## Stored data
>> begin

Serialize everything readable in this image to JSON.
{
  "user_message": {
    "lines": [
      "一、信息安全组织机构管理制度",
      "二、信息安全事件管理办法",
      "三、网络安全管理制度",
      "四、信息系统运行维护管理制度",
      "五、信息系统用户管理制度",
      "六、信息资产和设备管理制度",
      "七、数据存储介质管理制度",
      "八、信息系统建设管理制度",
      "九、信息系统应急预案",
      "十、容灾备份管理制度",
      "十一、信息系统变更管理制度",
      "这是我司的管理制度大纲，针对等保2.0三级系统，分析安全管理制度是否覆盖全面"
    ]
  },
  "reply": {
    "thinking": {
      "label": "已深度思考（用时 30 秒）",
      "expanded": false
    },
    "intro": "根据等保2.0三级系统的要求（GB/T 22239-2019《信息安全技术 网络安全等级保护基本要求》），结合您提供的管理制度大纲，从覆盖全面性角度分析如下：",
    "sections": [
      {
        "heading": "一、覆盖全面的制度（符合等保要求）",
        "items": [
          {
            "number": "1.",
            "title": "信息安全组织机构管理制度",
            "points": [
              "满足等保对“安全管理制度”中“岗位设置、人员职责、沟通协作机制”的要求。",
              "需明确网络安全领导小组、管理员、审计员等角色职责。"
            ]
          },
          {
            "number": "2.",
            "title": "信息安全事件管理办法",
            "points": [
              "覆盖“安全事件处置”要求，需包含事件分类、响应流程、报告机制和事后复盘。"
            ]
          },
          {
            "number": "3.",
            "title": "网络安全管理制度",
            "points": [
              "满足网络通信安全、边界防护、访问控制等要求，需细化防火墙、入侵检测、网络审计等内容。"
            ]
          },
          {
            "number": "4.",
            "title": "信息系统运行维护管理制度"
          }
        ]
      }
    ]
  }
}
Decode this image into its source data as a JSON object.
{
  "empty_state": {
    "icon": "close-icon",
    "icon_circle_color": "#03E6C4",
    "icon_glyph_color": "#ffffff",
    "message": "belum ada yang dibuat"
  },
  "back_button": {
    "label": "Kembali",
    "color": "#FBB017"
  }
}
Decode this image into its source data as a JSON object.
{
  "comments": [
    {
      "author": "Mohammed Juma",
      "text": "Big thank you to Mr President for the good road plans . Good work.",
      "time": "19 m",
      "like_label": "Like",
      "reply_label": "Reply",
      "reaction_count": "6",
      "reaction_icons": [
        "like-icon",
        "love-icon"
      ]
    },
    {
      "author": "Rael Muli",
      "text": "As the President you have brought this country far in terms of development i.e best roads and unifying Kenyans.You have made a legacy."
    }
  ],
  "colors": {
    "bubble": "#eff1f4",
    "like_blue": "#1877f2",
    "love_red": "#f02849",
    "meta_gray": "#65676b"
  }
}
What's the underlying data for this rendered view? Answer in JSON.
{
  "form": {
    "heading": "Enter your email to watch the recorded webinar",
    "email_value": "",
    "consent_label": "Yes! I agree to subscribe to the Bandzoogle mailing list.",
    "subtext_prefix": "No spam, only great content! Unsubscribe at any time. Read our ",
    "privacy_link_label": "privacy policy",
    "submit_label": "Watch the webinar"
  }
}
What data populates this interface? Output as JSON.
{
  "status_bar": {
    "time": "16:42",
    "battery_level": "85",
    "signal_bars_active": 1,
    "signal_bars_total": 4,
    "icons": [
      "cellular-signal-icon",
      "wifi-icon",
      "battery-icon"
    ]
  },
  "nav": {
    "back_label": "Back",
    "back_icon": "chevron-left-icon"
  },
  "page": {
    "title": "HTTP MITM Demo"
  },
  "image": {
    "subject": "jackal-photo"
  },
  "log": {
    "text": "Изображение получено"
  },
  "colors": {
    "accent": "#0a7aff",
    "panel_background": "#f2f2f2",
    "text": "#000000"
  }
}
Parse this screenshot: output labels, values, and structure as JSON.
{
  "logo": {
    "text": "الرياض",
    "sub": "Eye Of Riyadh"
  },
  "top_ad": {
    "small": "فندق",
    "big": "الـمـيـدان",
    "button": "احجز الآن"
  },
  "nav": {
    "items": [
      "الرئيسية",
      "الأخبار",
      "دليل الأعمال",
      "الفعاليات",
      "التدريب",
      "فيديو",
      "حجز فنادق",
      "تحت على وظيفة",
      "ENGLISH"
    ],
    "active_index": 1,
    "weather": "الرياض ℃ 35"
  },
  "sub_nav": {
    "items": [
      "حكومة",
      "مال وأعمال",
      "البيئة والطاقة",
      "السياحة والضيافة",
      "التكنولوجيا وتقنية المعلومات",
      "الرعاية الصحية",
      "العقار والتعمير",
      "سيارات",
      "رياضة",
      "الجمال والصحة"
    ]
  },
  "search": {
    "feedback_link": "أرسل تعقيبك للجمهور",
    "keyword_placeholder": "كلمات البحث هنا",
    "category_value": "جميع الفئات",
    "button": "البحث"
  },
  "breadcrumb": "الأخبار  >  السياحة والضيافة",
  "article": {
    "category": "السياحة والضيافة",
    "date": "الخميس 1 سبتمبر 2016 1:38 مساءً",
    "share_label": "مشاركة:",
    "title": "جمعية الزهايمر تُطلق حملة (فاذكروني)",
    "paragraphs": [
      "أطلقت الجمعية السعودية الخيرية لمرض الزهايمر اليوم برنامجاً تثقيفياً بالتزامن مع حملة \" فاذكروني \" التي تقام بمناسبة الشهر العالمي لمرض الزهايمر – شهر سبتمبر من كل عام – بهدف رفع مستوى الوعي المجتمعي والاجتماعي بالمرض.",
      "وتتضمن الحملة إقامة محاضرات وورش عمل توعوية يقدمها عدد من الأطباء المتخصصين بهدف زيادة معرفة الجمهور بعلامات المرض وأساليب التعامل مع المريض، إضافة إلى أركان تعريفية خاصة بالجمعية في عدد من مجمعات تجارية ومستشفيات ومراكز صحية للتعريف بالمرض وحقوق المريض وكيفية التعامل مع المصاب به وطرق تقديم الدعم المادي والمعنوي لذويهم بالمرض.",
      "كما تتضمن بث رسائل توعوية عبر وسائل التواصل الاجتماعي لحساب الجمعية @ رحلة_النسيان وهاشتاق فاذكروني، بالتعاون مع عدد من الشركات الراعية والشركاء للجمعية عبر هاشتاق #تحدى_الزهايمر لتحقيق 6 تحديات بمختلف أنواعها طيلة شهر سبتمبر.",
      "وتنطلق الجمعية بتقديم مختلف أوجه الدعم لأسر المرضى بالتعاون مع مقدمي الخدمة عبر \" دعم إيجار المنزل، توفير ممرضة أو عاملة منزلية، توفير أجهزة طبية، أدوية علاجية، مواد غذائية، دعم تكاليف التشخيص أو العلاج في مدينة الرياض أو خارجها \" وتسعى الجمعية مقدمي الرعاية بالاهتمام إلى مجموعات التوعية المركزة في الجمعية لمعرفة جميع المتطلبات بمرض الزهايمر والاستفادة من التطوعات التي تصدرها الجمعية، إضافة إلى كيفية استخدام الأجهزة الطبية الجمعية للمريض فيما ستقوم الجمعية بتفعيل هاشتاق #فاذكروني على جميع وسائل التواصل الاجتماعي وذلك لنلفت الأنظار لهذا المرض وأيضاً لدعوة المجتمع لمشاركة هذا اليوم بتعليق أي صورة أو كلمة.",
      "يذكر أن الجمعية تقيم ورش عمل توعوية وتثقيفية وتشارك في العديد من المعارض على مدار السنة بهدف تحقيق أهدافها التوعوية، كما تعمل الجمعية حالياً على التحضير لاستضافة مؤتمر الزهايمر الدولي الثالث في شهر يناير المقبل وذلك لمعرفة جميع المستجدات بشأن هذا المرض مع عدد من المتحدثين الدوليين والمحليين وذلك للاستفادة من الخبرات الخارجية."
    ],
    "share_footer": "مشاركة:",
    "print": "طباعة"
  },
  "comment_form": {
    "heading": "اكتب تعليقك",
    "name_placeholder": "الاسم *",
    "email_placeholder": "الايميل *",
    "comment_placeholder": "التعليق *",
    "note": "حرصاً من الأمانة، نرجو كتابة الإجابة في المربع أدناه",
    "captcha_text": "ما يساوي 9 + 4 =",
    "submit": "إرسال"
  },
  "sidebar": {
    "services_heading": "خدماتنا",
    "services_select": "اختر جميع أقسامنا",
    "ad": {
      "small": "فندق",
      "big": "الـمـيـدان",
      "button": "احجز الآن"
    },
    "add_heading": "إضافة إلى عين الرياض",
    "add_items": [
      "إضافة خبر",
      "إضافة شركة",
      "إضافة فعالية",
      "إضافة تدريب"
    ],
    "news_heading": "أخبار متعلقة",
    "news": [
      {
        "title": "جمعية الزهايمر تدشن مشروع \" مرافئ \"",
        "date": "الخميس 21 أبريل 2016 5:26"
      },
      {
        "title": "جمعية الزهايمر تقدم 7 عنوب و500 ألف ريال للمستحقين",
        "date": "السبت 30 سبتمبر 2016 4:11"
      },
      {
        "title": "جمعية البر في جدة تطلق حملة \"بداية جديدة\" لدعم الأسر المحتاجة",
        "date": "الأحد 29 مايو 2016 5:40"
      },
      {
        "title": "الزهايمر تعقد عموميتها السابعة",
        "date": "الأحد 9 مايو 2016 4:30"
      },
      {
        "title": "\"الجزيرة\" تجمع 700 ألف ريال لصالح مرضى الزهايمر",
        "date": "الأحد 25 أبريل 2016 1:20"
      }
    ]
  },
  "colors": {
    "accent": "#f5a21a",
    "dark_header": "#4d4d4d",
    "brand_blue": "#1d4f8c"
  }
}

>> end

Your answer should be a single number: the count of lines holding the word "الأخبار".

## FINISHED TASK
2